▸ INPUT
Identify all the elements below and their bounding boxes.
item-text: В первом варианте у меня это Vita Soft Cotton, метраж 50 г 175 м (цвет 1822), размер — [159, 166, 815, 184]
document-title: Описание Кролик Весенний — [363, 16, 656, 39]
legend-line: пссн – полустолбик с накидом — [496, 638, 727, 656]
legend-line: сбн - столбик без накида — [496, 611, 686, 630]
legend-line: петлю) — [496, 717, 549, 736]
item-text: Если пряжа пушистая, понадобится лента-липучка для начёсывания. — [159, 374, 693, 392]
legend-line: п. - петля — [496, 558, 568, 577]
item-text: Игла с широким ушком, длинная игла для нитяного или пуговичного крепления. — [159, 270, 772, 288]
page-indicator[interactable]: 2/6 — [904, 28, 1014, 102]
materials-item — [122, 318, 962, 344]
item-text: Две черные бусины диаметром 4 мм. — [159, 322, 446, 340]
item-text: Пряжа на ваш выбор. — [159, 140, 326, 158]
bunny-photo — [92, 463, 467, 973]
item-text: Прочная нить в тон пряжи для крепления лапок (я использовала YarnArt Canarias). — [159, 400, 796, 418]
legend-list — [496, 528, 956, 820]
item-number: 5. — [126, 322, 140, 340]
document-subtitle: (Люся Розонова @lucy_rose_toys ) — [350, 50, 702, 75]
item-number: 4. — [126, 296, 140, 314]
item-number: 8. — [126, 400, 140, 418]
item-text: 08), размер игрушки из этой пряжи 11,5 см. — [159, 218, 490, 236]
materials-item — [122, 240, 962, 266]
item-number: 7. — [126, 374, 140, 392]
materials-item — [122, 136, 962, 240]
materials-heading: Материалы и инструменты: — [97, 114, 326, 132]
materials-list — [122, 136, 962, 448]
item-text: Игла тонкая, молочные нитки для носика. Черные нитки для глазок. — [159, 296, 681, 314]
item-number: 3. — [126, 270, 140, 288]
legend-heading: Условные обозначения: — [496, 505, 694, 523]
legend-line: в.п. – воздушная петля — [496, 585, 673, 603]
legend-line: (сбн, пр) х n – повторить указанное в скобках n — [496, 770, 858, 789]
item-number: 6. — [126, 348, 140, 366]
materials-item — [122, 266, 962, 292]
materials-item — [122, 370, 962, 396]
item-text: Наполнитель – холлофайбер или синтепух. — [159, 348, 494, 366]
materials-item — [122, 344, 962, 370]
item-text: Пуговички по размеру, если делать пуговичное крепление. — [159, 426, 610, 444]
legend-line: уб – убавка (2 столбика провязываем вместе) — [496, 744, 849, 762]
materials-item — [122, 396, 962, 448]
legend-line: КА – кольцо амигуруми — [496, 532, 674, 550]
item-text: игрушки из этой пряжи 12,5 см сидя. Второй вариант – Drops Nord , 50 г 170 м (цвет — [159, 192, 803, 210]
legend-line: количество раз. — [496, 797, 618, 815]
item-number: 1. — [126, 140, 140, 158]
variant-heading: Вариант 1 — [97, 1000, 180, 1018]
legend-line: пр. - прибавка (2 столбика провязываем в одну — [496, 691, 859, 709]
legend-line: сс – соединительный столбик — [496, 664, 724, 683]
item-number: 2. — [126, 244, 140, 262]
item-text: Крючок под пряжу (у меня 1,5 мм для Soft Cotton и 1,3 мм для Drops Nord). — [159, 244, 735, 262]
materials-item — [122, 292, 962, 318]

▸ REQUIRED WORK
Rewrite the records above, changing every occurrence of "Drops Nord" to "Drops Safran" and leaving everything else unchanged.

▸ REPLY
Identify all the elements below and their bounding boxes.
item-text: В первом варианте у меня это Vita Soft Cotton, метраж 50 г 175 м (цвет 1822), размер — [159, 166, 815, 184]
document-title: Описание Кролик Весенний — [363, 16, 656, 39]
legend-line: пссн – полустолбик с накидом — [496, 638, 727, 656]
legend-line: сбн - столбик без накида — [496, 611, 686, 630]
legend-line: петлю) — [496, 717, 549, 736]
item-text: Если пряжа пушистая, понадобится лента-липучка для начёсывания. — [159, 374, 693, 392]
legend-line: п. - петля — [496, 558, 568, 577]
item-text: Игла с широким ушком, длинная игла для нитяного или пуговичного крепления. — [159, 270, 772, 288]
page-indicator[interactable]: 2/6 — [904, 28, 1014, 102]
materials-item — [122, 318, 962, 344]
item-text: Две черные бусины диаметром 4 мм. — [159, 322, 446, 340]
item-text: Пряжа на ваш выбор. — [159, 140, 326, 158]
bunny-photo — [92, 463, 467, 973]
item-text: Прочная нить в тон пряжи для крепления лапок (я использовала YarnArt Canarias). — [159, 400, 796, 418]
legend-list — [496, 528, 956, 820]
item-number: 5. — [126, 322, 140, 340]
document-subtitle: (Люся Розонова @lucy_rose_toys ) — [350, 50, 702, 75]
item-number: 4. — [126, 296, 140, 314]
item-number: 8. — [126, 400, 140, 418]
item-text: 08), размер игрушки из этой пряжи 11,5 см. — [159, 218, 490, 236]
materials-item — [122, 240, 962, 266]
item-number: 7. — [126, 374, 140, 392]
materials-item — [122, 136, 962, 240]
materials-heading: Материалы и инструменты: — [97, 114, 326, 132]
materials-list — [122, 136, 962, 448]
item-text: Игла тонкая, молочные нитки для носика. Черные нитки для глазок. — [159, 296, 681, 314]
item-number: 3. — [126, 270, 140, 288]
legend-heading: Условные обозначения: — [496, 505, 694, 523]
legend-line: в.п. – воздушная петля — [496, 585, 673, 603]
legend-line: (сбн, пр) х n – повторить указанное в скобках n — [496, 770, 858, 789]
item-number: 6. — [126, 348, 140, 366]
materials-item — [122, 266, 962, 292]
materials-item — [122, 370, 962, 396]
item-text: Наполнитель – холлофайбер или синтепух. — [159, 348, 494, 366]
materials-item — [122, 344, 962, 370]
item-text: Пуговички по размеру, если делать пуговичное крепление. — [159, 426, 610, 444]
legend-line: уб – убавка (2 столбика провязываем вместе) — [496, 744, 849, 762]
materials-item — [122, 396, 962, 448]
legend-line: КА – кольцо амигуруми — [496, 532, 674, 550]
item-text: игрушки из этой пряжи 12,5 см сидя. Второй вариант – Drops Safran , 50 г 170 м (цвет — [159, 192, 803, 210]
legend-line: количество раз. — [496, 797, 618, 815]
item-number: 1. — [126, 140, 140, 158]
variant-heading: Вариант 1 — [97, 1000, 180, 1018]
legend-line: пр. - прибавка (2 столбика провязываем в одну — [496, 691, 859, 709]
legend-line: сс – соединительный столбик — [496, 664, 724, 683]
item-number: 2. — [126, 244, 140, 262]
item-text: Крючок под пряжу (у меня 1,5 мм для Soft Cotton и 1,3 мм для Drops Safran). — [159, 244, 735, 262]
materials-item — [122, 292, 962, 318]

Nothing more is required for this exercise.